» RECORDS FOR PROCESSING:
— BEGIN —
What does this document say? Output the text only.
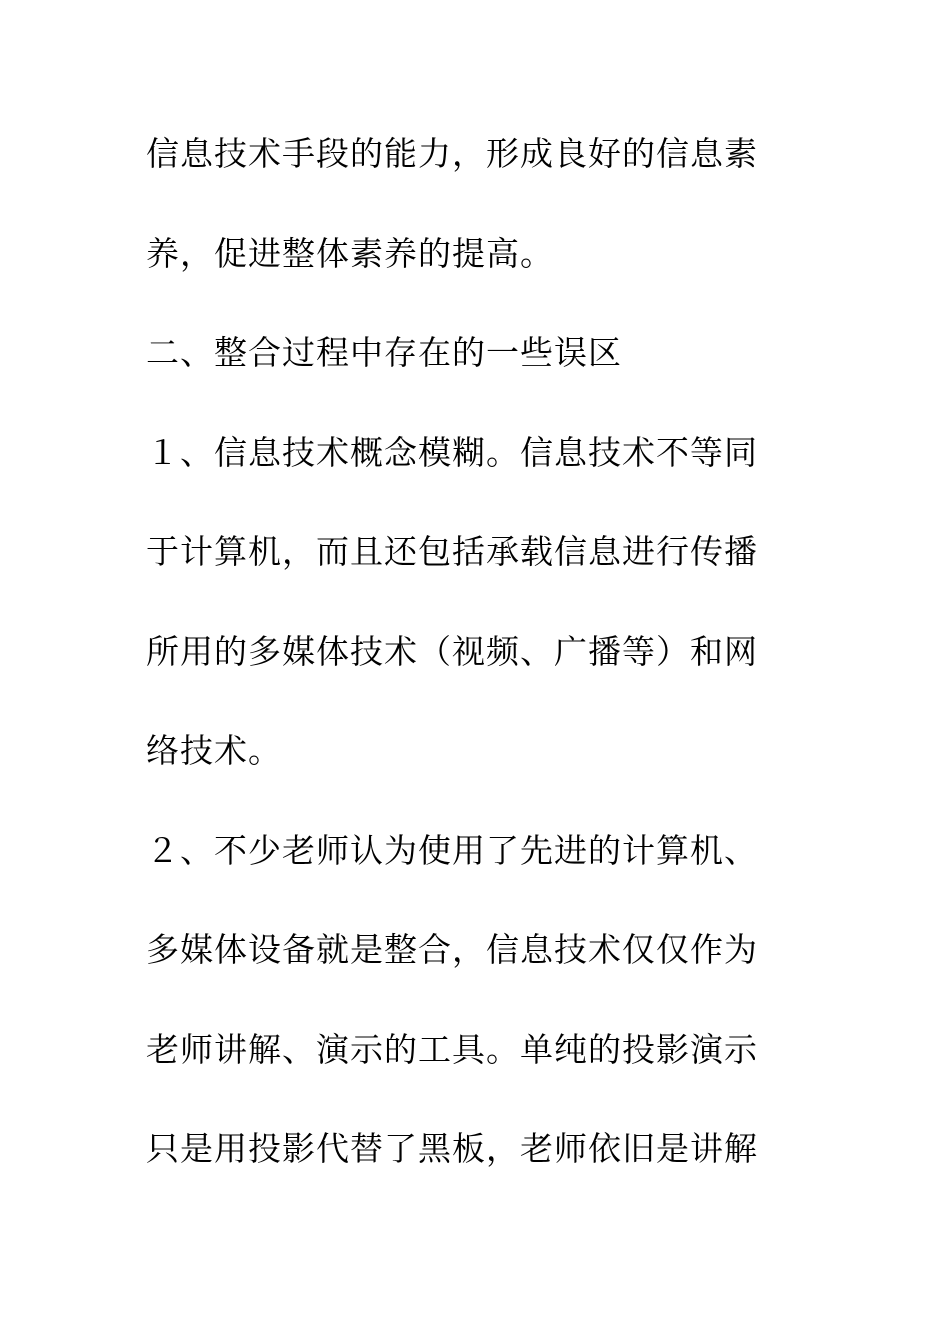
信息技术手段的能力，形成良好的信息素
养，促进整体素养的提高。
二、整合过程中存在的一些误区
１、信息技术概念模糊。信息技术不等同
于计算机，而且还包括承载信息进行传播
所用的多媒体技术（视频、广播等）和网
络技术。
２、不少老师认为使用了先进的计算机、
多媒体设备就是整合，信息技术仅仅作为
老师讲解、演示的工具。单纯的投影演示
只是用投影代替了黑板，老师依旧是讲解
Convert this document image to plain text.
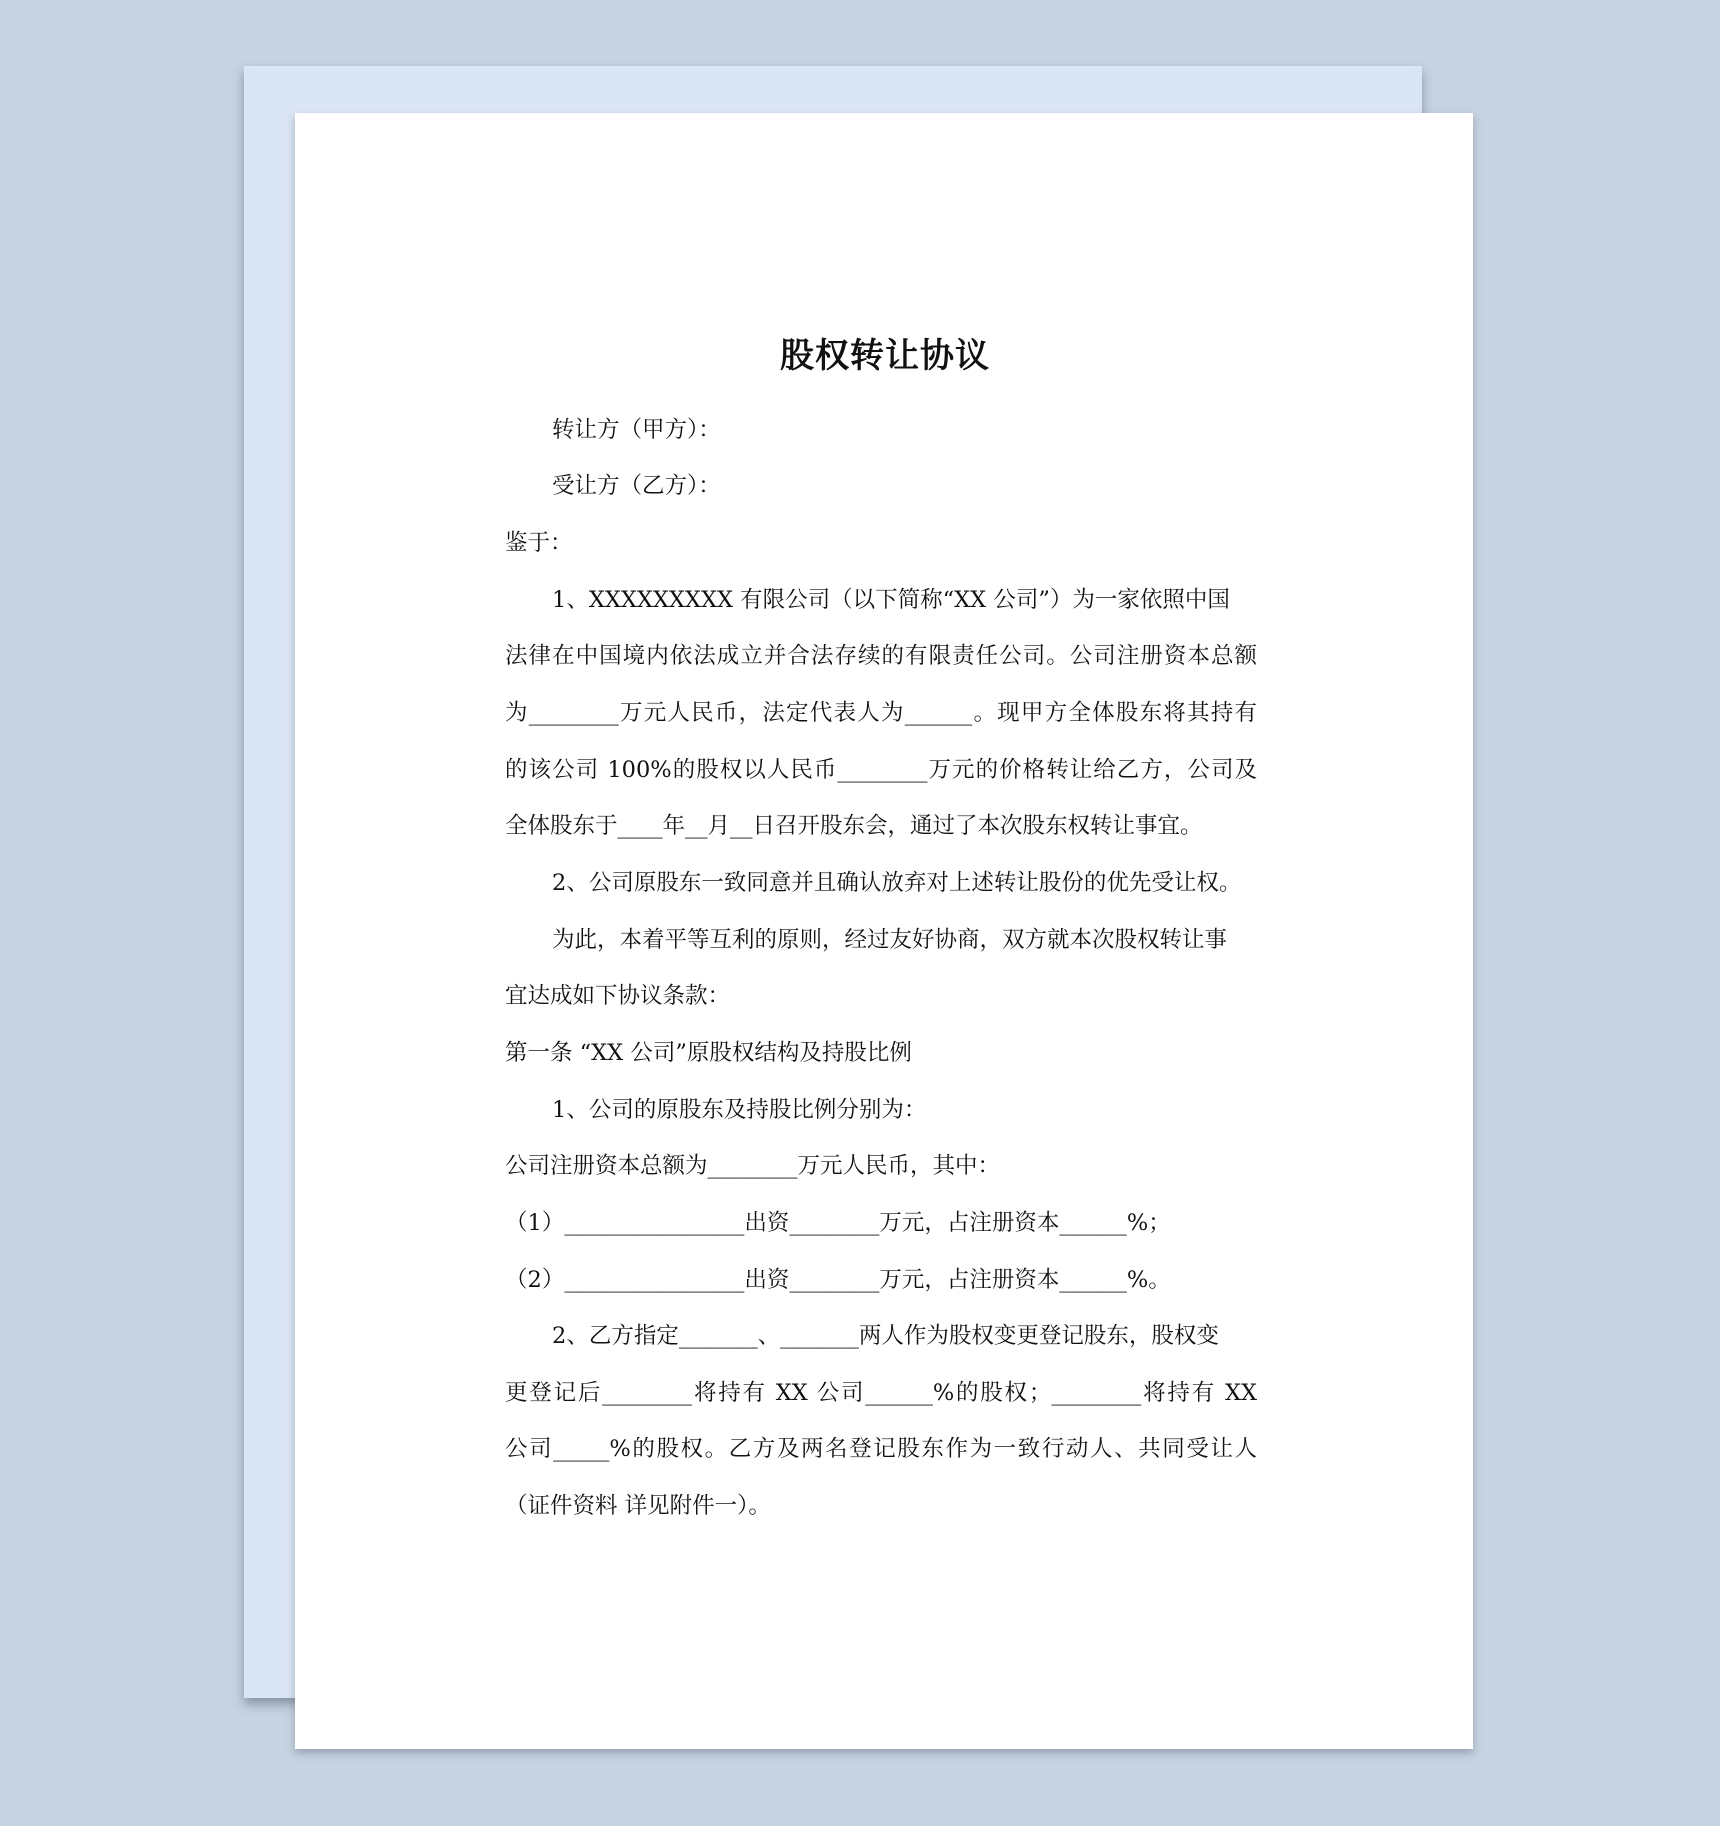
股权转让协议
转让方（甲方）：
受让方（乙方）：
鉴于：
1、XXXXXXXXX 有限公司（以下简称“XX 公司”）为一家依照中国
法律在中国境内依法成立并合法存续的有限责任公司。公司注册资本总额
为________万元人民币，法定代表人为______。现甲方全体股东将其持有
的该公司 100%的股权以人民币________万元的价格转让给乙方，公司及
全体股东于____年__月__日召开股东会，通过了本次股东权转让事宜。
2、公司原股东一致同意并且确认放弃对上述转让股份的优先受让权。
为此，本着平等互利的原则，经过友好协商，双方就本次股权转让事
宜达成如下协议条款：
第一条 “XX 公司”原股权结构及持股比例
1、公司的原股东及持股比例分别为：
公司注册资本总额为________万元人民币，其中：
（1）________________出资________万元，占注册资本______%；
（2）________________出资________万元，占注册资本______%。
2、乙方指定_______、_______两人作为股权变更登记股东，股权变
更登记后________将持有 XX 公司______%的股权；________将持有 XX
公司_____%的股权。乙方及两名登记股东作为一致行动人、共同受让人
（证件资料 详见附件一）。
— END —
» GOAL:
Transcribe all entries above exactly. Drop the pictures.

» REPLY TO THE TASK:
What does this document say? Output the text only.
信息技术手段的能力，形成良好的信息素
养，促进整体素养的提高。
二、整合过程中存在的一些误区
１、信息技术概念模糊。信息技术不等同
于计算机，而且还包括承载信息进行传播
所用的多媒体技术（视频、广播等）和网
络技术。
２、不少老师认为使用了先进的计算机、
多媒体设备就是整合，信息技术仅仅作为
老师讲解、演示的工具。单纯的投影演示
只是用投影代替了黑板，老师依旧是讲解
Convert this document image to plain text.
股权转让协议
转让方（甲方）：
受让方（乙方）：
鉴于：
1、XXXXXXXXX 有限公司（以下简称“XX 公司”）为一家依照中国
法律在中国境内依法成立并合法存续的有限责任公司。公司注册资本总额
为________万元人民币，法定代表人为______。现甲方全体股东将其持有
的该公司 100%的股权以人民币________万元的价格转让给乙方，公司及
全体股东于____年__月__日召开股东会，通过了本次股东权转让事宜。
2、公司原股东一致同意并且确认放弃对上述转让股份的优先受让权。
为此，本着平等互利的原则，经过友好协商，双方就本次股权转让事
宜达成如下协议条款：
第一条 “XX 公司”原股权结构及持股比例
1、公司的原股东及持股比例分别为：
公司注册资本总额为________万元人民币，其中：
（1）________________出资________万元，占注册资本______%；
（2）________________出资________万元，占注册资本______%。
2、乙方指定_______、_______两人作为股权变更登记股东，股权变
更登记后________将持有 XX 公司______%的股权；________将持有 XX
公司_____%的股权。乙方及两名登记股东作为一致行动人、共同受让人
（证件资料 详见附件一）。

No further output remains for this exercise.